Dataset entries on figures
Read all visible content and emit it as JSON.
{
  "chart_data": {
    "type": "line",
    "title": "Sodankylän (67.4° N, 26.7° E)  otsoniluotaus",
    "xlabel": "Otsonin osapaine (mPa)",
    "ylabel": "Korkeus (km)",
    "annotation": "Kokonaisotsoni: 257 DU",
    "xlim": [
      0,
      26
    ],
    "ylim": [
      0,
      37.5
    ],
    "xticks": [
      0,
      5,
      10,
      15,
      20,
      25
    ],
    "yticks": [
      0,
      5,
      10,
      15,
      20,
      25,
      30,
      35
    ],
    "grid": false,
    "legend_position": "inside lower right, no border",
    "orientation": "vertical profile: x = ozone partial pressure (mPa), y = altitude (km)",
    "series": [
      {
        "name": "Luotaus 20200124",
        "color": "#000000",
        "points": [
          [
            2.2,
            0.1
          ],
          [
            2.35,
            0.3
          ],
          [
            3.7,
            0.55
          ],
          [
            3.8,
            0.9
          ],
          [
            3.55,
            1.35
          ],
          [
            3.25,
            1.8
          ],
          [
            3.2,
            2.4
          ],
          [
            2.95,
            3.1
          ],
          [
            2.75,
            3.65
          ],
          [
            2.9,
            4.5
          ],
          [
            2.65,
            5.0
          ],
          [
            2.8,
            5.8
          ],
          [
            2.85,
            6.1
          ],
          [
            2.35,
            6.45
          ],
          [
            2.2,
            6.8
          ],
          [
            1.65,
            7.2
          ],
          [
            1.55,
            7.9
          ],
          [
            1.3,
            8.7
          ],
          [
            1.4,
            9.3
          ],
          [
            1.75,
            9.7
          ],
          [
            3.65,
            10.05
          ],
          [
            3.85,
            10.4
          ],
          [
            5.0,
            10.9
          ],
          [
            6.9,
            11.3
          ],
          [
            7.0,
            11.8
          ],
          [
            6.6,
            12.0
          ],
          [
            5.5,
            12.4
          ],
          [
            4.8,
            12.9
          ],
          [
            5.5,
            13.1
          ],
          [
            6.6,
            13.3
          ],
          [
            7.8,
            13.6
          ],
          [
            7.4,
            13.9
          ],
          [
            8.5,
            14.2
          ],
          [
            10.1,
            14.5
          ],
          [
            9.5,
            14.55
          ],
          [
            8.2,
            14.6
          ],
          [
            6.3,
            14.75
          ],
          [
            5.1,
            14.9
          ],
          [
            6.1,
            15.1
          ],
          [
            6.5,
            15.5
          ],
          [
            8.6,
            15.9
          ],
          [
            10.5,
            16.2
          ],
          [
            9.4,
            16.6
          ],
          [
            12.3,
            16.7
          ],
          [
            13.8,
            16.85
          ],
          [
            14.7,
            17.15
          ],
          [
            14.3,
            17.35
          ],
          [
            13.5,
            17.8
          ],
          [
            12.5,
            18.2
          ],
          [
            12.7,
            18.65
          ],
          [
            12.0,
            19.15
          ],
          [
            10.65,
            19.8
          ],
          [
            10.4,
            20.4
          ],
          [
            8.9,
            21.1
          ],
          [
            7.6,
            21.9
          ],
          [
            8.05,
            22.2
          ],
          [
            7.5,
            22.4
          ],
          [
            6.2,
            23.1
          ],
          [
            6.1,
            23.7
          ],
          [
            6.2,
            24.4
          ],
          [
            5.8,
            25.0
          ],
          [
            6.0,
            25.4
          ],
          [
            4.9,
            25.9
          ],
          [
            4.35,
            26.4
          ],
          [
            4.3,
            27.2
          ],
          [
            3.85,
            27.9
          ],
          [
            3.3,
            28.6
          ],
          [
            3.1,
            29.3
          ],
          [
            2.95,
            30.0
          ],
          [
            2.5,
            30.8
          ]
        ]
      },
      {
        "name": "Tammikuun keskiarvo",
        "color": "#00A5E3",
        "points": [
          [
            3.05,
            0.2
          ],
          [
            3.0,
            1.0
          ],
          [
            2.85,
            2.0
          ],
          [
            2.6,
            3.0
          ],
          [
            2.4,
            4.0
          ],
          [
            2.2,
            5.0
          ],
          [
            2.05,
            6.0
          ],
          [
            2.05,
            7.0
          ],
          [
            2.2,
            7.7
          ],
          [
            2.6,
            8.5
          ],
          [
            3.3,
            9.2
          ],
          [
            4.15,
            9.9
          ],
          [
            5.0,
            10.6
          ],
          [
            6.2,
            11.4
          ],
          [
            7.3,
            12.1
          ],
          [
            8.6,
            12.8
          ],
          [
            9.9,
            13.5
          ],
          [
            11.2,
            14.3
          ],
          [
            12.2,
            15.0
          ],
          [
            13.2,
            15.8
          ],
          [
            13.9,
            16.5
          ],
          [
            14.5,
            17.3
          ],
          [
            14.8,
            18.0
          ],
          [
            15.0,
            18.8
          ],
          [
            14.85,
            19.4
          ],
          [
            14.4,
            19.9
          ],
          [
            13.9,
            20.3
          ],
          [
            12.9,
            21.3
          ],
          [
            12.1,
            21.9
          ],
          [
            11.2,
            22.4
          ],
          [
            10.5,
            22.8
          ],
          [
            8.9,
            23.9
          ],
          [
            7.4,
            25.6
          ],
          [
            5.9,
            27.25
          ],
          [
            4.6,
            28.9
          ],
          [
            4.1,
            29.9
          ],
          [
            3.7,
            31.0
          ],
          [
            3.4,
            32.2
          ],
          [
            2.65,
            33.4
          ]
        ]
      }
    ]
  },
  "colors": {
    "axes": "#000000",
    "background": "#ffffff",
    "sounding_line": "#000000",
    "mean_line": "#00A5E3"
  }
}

## OBJECTIVE
Go through the entries and repeat each one exactly.

## SOLUTION TO THIS TASK
Read all visible content and emit it as JSON.
{
  "chart_data": {
    "type": "line",
    "title": "Sodankylän (67.4° N, 26.7° E)  otsoniluotaus",
    "xlabel": "Otsonin osapaine (mPa)",
    "ylabel": "Korkeus (km)",
    "annotation": "Kokonaisotsoni: 257 DU",
    "xlim": [
      0,
      26
    ],
    "ylim": [
      0,
      37.5
    ],
    "xticks": [
      0,
      5,
      10,
      15,
      20,
      25
    ],
    "yticks": [
      0,
      5,
      10,
      15,
      20,
      25,
      30,
      35
    ],
    "grid": false,
    "legend_position": "inside lower right, no border",
    "orientation": "vertical profile: x = ozone partial pressure (mPa), y = altitude (km)",
    "series": [
      {
        "name": "Luotaus 20200124",
        "color": "#000000",
        "points": [
          [
            2.2,
            0.1
          ],
          [
            2.35,
            0.3
          ],
          [
            3.7,
            0.55
          ],
          [
            3.8,
            0.9
          ],
          [
            3.55,
            1.35
          ],
          [
            3.25,
            1.8
          ],
          [
            3.2,
            2.4
          ],
          [
            2.95,
            3.1
          ],
          [
            2.75,
            3.65
          ],
          [
            2.9,
            4.5
          ],
          [
            2.65,
            5.0
          ],
          [
            2.8,
            5.8
          ],
          [
            2.85,
            6.1
          ],
          [
            2.35,
            6.45
          ],
          [
            2.2,
            6.8
          ],
          [
            1.65,
            7.2
          ],
          [
            1.55,
            7.9
          ],
          [
            1.3,
            8.7
          ],
          [
            1.4,
            9.3
          ],
          [
            1.75,
            9.7
          ],
          [
            3.65,
            10.05
          ],
          [
            3.85,
            10.4
          ],
          [
            5.0,
            10.9
          ],
          [
            6.9,
            11.3
          ],
          [
            7.0,
            11.8
          ],
          [
            6.6,
            12.0
          ],
          [
            5.5,
            12.4
          ],
          [
            4.8,
            12.9
          ],
          [
            5.5,
            13.1
          ],
          [
            6.6,
            13.3
          ],
          [
            7.8,
            13.6
          ],
          [
            7.4,
            13.9
          ],
          [
            8.5,
            14.2
          ],
          [
            10.1,
            14.5
          ],
          [
            9.5,
            14.55
          ],
          [
            8.2,
            14.6
          ],
          [
            6.3,
            14.75
          ],
          [
            5.1,
            14.9
          ],
          [
            6.1,
            15.1
          ],
          [
            6.5,
            15.5
          ],
          [
            8.6,
            15.9
          ],
          [
            10.5,
            16.2
          ],
          [
            9.4,
            16.6
          ],
          [
            12.3,
            16.7
          ],
          [
            13.8,
            16.85
          ],
          [
            14.7,
            17.15
          ],
          [
            14.3,
            17.35
          ],
          [
            13.5,
            17.8
          ],
          [
            12.5,
            18.2
          ],
          [
            12.7,
            18.65
          ],
          [
            12.0,
            19.15
          ],
          [
            10.65,
            19.8
          ],
          [
            10.4,
            20.4
          ],
          [
            8.9,
            21.1
          ],
          [
            7.6,
            21.9
          ],
          [
            8.05,
            22.2
          ],
          [
            7.5,
            22.4
          ],
          [
            6.2,
            23.1
          ],
          [
            6.1,
            23.7
          ],
          [
            6.2,
            24.4
          ],
          [
            5.8,
            25.0
          ],
          [
            6.0,
            25.4
          ],
          [
            4.9,
            25.9
          ],
          [
            4.35,
            26.4
          ],
          [
            4.3,
            27.2
          ],
          [
            3.85,
            27.9
          ],
          [
            3.3,
            28.6
          ],
          [
            3.1,
            29.3
          ],
          [
            2.95,
            30.0
          ],
          [
            2.5,
            30.8
          ]
        ]
      },
      {
        "name": "Tammikuun keskiarvo",
        "color": "#00A5E3",
        "points": [
          [
            3.05,
            0.2
          ],
          [
            3.0,
            1.0
          ],
          [
            2.85,
            2.0
          ],
          [
            2.6,
            3.0
          ],
          [
            2.4,
            4.0
          ],
          [
            2.2,
            5.0
          ],
          [
            2.05,
            6.0
          ],
          [
            2.05,
            7.0
          ],
          [
            2.2,
            7.7
          ],
          [
            2.6,
            8.5
          ],
          [
            3.3,
            9.2
          ],
          [
            4.15,
            9.9
          ],
          [
            5.0,
            10.6
          ],
          [
            6.2,
            11.4
          ],
          [
            7.3,
            12.1
          ],
          [
            8.6,
            12.8
          ],
          [
            9.9,
            13.5
          ],
          [
            11.2,
            14.3
          ],
          [
            12.2,
            15.0
          ],
          [
            13.2,
            15.8
          ],
          [
            13.9,
            16.5
          ],
          [
            14.5,
            17.3
          ],
          [
            14.8,
            18.0
          ],
          [
            15.0,
            18.8
          ],
          [
            14.85,
            19.4
          ],
          [
            14.4,
            19.9
          ],
          [
            13.9,
            20.3
          ],
          [
            12.9,
            21.3
          ],
          [
            12.1,
            21.9
          ],
          [
            11.2,
            22.4
          ],
          [
            10.5,
            22.8
          ],
          [
            8.9,
            23.9
          ],
          [
            7.4,
            25.6
          ],
          [
            5.9,
            27.25
          ],
          [
            4.6,
            28.9
          ],
          [
            4.1,
            29.9
          ],
          [
            3.7,
            31.0
          ],
          [
            3.4,
            32.2
          ],
          [
            2.65,
            33.4
          ]
        ]
      }
    ]
  },
  "colors": {
    "axes": "#000000",
    "background": "#ffffff",
    "sounding_line": "#000000",
    "mean_line": "#00A5E3"
  }
}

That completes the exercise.